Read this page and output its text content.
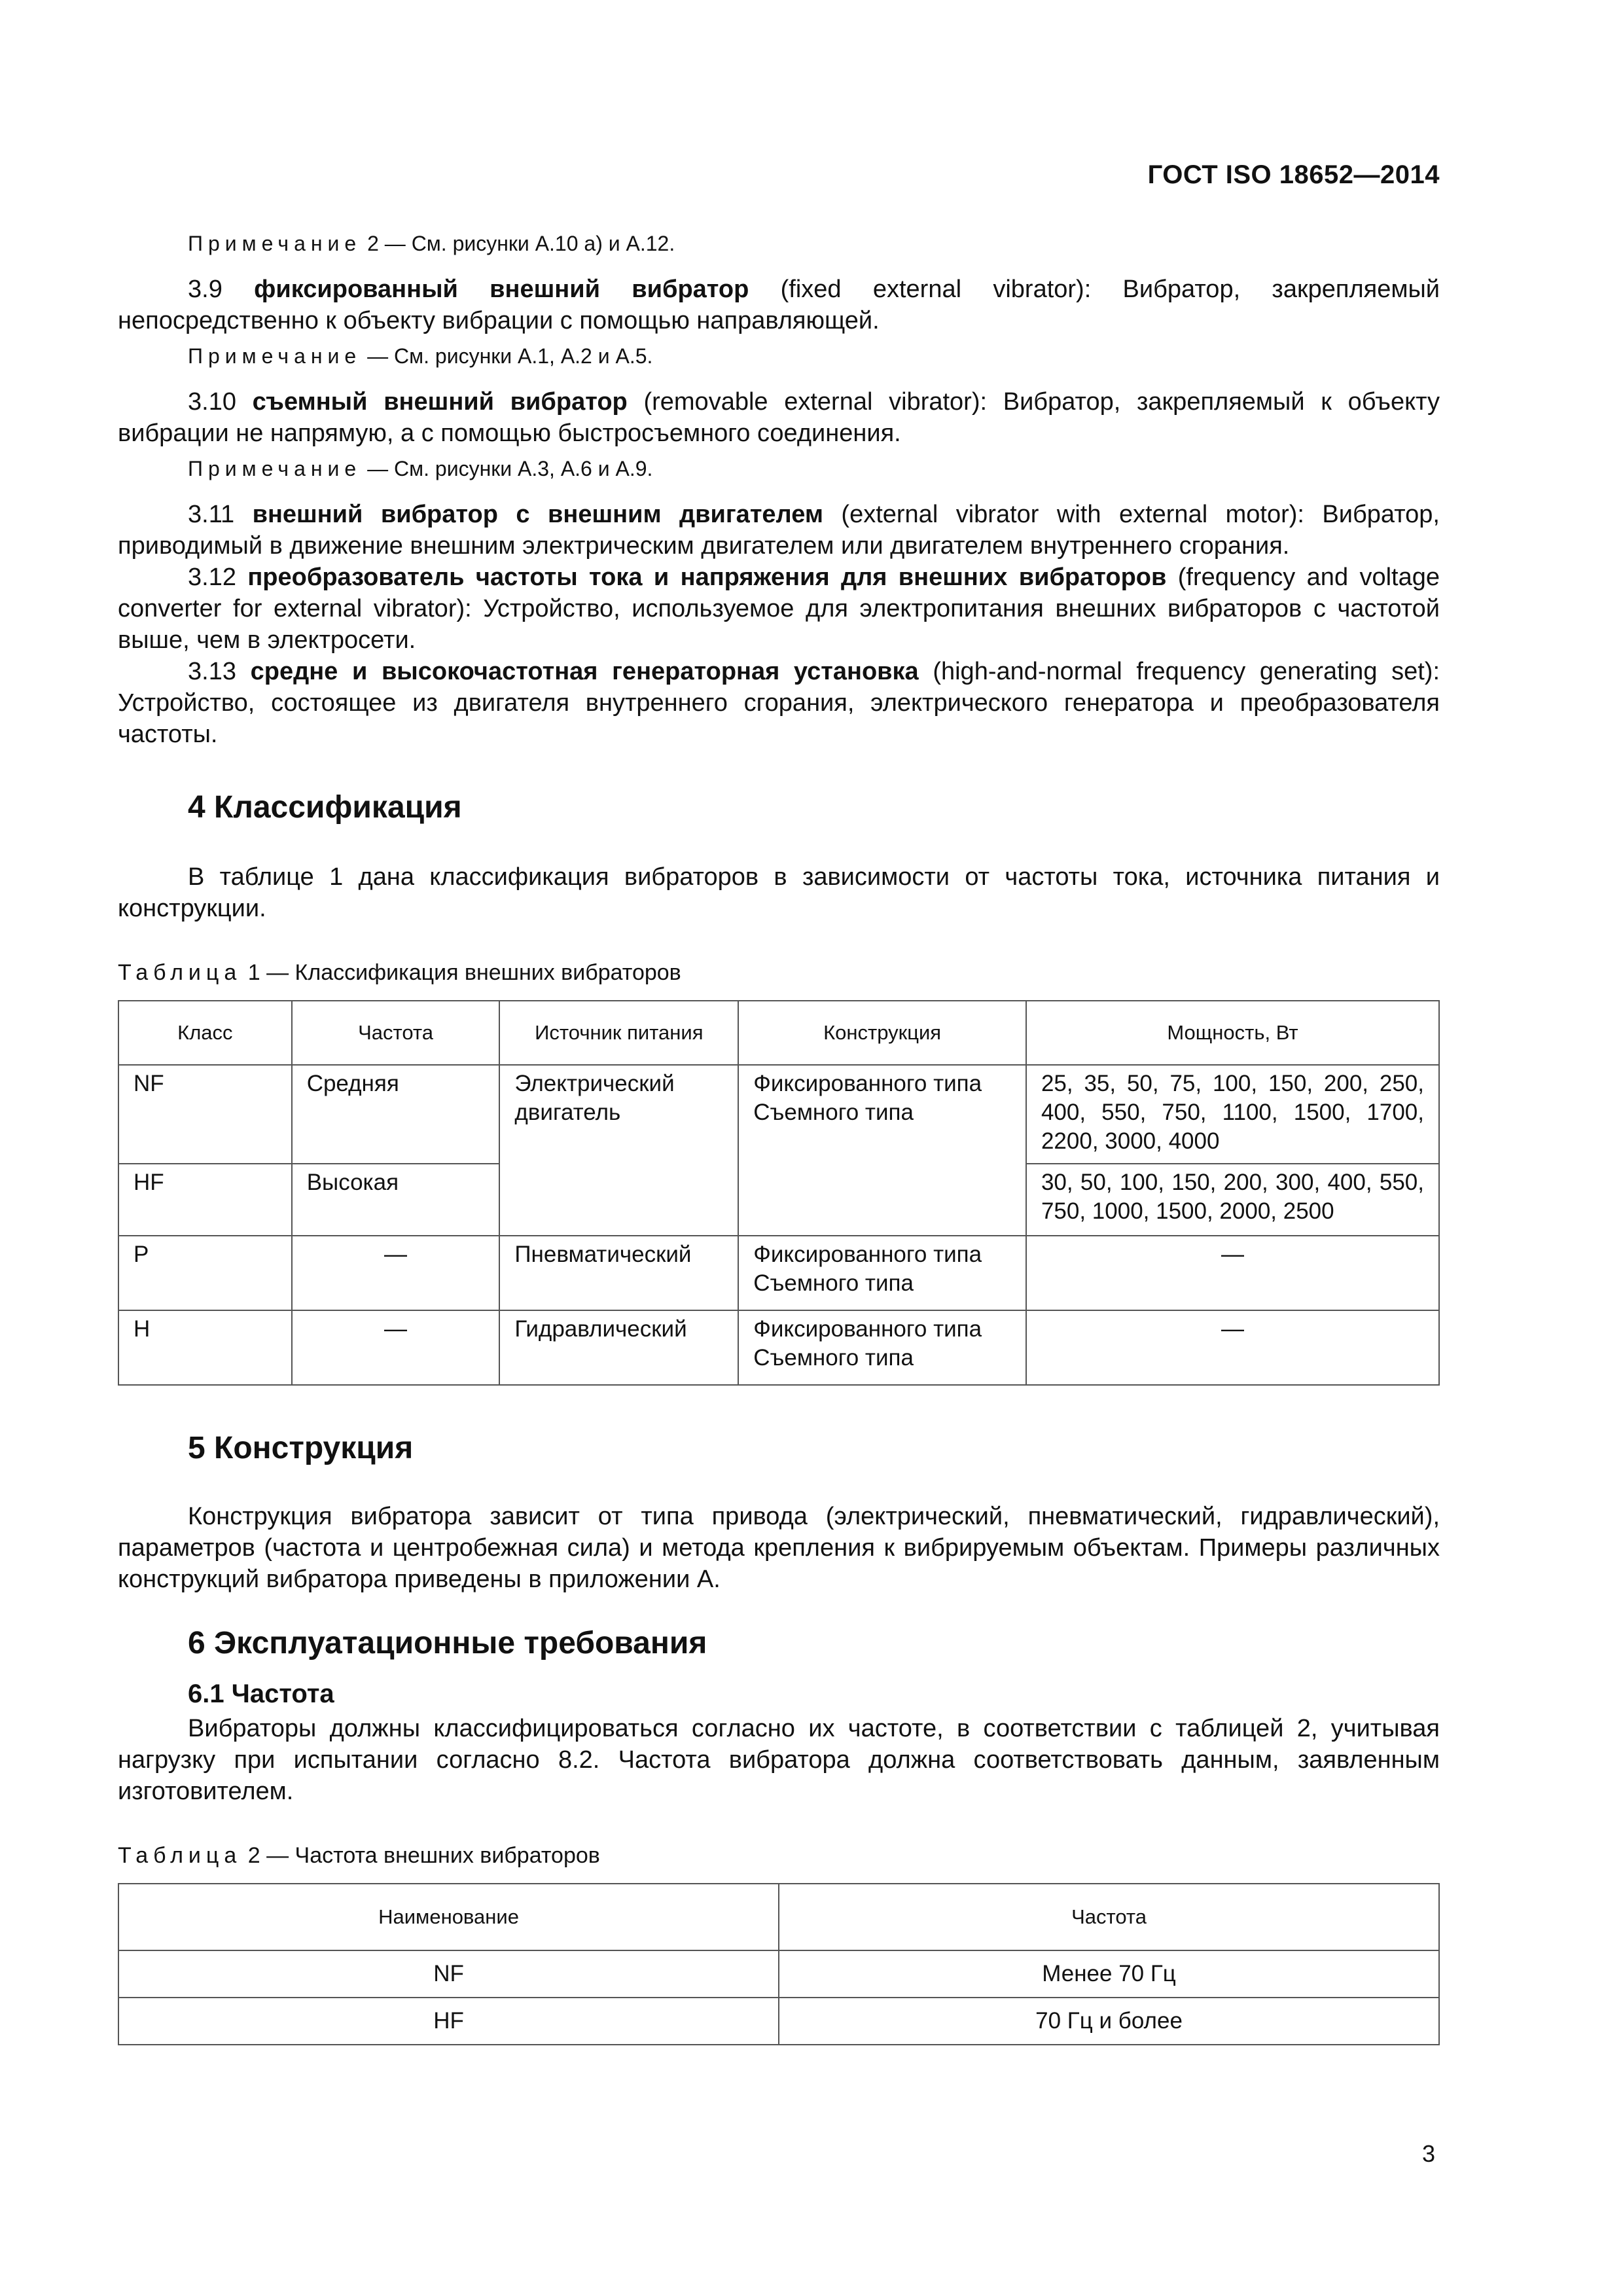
ГОСТ ISO 18652—2014

Примечание 2 — См. рисунки А.10 а) и А.12.

3.9 фиксированный внешний вибратор (fixed external vibrator): Вибратор, закрепляемый непосредственно к объекту вибрации с помощью направляющей.

Примечание — См. рисунки А.1, А.2 и А.5.

3.10 съемный внешний вибратор (removable external vibrator): Вибратор, закрепляемый к объекту вибрации не напрямую, а с помощью быстросъемного соединения.

Примечание — См. рисунки А.3, А.6 и А.9.

3.11 внешний вибратор с внешним двигателем (external vibrator with external motor): Вибратор, приводимый в движение внешним электрическим двигателем или двигателем внутреннего сгорания.

3.12 преобразователь частоты тока и напряжения для внешних вибраторов (frequency and voltage converter for external vibrator): Устройство, используемое для электропитания внешних вибраторов с частотой выше, чем в электросети.

3.13 средне и высокочастотная генераторная установка (high-and-normal frequency generating set): Устройство, состоящее из двигателя внутреннего сгорания, электрического генератора и преобразователя частоты.

4 Классификация

В таблице 1 дана классификация вибраторов в зависимости от частоты тока, источника питания и конструкции.

Таблица 1 — Классификация внешних вибраторов

Класс	Частота	Источник питания	Конструкция	Мощность, Вт
NF	Средняя	Электрический двигатель	Фиксированного типа Съемного типа	25, 35, 50, 75, 100, 150, 200, 250, 400, 550, 750, 1100, 1500, 1700, 2200, 3000, 4000
HF	Высокая			30, 50, 100, 150, 200, 300, 400, 550, 750, 1000, 1500, 2000, 2500
P	—	Пневматический	Фиксированного типа Съемного типа	—
H	—	Гидравлический	Фиксированного типа Съемного типа	—
5 Конструкция

Конструкция вибратора зависит от типа привода (электрический, пневматический, гидравлический), параметров (частота и центробежная сила) и метода крепления к вибрируемым объектам. Примеры различных конструкций вибратора приведены в приложении А.

6 Эксплуатационные требования
6.1 Частота

Вибраторы должны классифицироваться согласно их частоте, в соответствии с таблицей 2, учитывая нагрузку при испытании согласно 8.2. Частота вибратора должна соответствовать данным, заявленным изготовителем.

Таблица 2 — Частота внешних вибраторов

Наименование	Частота
NF	Менее 70 Гц
HF	70 Гц и более
3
= = = = =
- Stated exercise: Set down the records in full and exactly. Do not carry over any image.

- Exercise output:
Read this page and output its text content.
ГОСТ ISO 18652—2014

Примечание 2 — См. рисунки А.10 а) и А.12.

3.9 фиксированный внешний вибратор (fixed external vibrator): Вибратор, закрепляемый непосредственно к объекту вибрации с помощью направляющей.

Примечание — См. рисунки А.1, А.2 и А.5.

3.10 съемный внешний вибратор (removable external vibrator): Вибратор, закрепляемый к объекту вибрации не напрямую, а с помощью быстросъемного соединения.

Примечание — См. рисунки А.3, А.6 и А.9.

3.11 внешний вибратор с внешним двигателем (external vibrator with external motor): Вибратор, приводимый в движение внешним электрическим двигателем или двигателем внутреннего сгорания.

3.12 преобразователь частоты тока и напряжения для внешних вибраторов (frequency and voltage converter for external vibrator): Устройство, используемое для электропитания внешних вибраторов с частотой выше, чем в электросети.

3.13 средне и высокочастотная генераторная установка (high-and-normal frequency generating set): Устройство, состоящее из двигателя внутреннего сгорания, электрического генератора и преобразователя частоты.

4 Классификация

В таблице 1 дана классификация вибраторов в зависимости от частоты тока, источника питания и конструкции.

Таблица 1 — Классификация внешних вибраторов

Класс	Частота	Источник питания	Конструкция	Мощность, Вт
NF	Средняя	Электрический двигатель	Фиксированного типа Съемного типа	25, 35, 50, 75, 100, 150, 200, 250, 400, 550, 750, 1100, 1500, 1700, 2200, 3000, 4000
HF	Высокая			30, 50, 100, 150, 200, 300, 400, 550, 750, 1000, 1500, 2000, 2500
P	—	Пневматический	Фиксированного типа Съемного типа	—
H	—	Гидравлический	Фиксированного типа Съемного типа	—
5 Конструкция

Конструкция вибратора зависит от типа привода (электрический, пневматический, гидравлический), параметров (частота и центробежная сила) и метода крепления к вибрируемым объектам. Примеры различных конструкций вибратора приведены в приложении А.

6 Эксплуатационные требования
6.1 Частота

Вибраторы должны классифицироваться согласно их частоте, в соответствии с таблицей 2, учитывая нагрузку при испытании согласно 8.2. Частота вибратора должна соответствовать данным, заявленным изготовителем.

Таблица 2 — Частота внешних вибраторов

Наименование	Частота
NF	Менее 70 Гц
HF	70 Гц и более
3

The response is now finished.